(Exercise description): Carry on the passage below about the wellspring of creativity, picking up right after its final sentence.

----- Excerpted passage

Where did all that content come from?
All I can say is, there’s always something. I never run dry.
Wellspring of Creativity
That’s my message to you, Fair Reader: There’s always something. When you start to create, you reach down into some magical place, where there’s always more stuff ready to bubble forth. As soon as you take some out and write it down, more wells up to take its place.
I think of it as a wellspring of creativity. I’ve spoken to other writers, and I’m assured the situation is the same in all other kinds of artistic endeavors: The more you produce, the more there is to draw from.
You can never run out. There’s a wellspring of creativity inside you.
I’m not talking about Creation. That would be presumptuous. In my theology, only God creates. The best we can do is recombine elements of that primordial Creation in new ways. That’s not Creation—but it is creativity. Somehow, when we do this kind of work, we participate in God’s creative work.
Yes, Distinguished Reader. I’m saying it’s a Divine Calling.
Ignore it at your peril.
Despite the time and effort required for the weekly blog post, I have completed and sold an epic novel, due to be published August 23. I have a middle-grades novel for which I’ll soon be seeking a publisher. And there are other projects in the works, which I’m not ready to talk about yet.

----------
----- Data entries

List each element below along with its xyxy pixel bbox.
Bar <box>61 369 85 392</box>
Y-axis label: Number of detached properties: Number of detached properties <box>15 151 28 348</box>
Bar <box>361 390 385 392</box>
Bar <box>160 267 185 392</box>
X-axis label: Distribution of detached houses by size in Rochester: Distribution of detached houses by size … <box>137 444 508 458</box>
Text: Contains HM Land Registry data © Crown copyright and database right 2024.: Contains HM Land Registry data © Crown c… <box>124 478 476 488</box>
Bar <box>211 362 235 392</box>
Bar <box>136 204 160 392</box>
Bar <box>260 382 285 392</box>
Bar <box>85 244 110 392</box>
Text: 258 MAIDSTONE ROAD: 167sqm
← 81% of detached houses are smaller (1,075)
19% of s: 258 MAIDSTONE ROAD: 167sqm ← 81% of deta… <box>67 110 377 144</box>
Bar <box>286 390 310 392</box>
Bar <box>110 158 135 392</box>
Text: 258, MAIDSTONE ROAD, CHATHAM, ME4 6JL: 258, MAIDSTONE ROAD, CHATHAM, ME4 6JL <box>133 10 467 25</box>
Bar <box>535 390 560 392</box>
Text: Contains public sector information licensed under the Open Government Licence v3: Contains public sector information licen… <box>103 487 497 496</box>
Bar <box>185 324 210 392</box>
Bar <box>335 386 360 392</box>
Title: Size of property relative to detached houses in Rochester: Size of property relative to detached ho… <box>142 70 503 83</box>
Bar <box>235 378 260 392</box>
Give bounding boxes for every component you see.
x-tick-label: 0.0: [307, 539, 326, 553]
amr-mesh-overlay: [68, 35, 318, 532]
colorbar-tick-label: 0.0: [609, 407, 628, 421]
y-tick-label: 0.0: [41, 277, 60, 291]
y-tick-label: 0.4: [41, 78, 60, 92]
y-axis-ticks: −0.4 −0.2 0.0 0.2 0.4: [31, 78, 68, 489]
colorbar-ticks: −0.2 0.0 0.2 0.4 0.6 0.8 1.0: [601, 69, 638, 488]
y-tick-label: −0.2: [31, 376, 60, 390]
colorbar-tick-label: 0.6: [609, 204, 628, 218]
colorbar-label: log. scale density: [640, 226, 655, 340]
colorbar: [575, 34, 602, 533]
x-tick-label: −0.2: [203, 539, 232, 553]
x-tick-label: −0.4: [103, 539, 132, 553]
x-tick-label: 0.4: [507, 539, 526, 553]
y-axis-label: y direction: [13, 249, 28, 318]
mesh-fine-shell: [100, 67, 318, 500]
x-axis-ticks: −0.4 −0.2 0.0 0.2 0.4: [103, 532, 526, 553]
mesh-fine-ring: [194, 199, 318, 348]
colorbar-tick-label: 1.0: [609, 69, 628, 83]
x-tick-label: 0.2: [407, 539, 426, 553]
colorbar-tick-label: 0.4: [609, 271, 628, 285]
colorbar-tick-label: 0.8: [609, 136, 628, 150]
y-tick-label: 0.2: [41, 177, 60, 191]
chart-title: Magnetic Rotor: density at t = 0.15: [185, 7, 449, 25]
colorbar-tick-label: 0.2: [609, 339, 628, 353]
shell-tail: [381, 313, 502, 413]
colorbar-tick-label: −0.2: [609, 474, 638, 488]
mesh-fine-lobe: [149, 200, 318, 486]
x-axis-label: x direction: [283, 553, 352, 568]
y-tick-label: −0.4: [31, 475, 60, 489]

----------

(Result):
The more you dip out, the more comes in to take its place.
You might think about trying it, too, Dear Reader.
Just plunge in. You have but to stretch forth your hand.
Larry F. Sommers, Your New Favorite Writer
Price of Passage
Norwegian Farmers and Fugitive Slaves in Pre-Civil War Illinois
(History is not what you thought!)
You’re very inspirational, Larry! Write on!
Thank you Larry for the mention of our work at Write by the Lake. You merely showed up at the right time. You did the hard work and the journey of your beautiful book took flight. I am thrilled for you and even more thrilled that your story will be shared with the world. Onward! Keep writing forward!
Thank you, Laurie. You are too modest. You and Christine both played large parts in the birth of this book. I hope you find it worthy.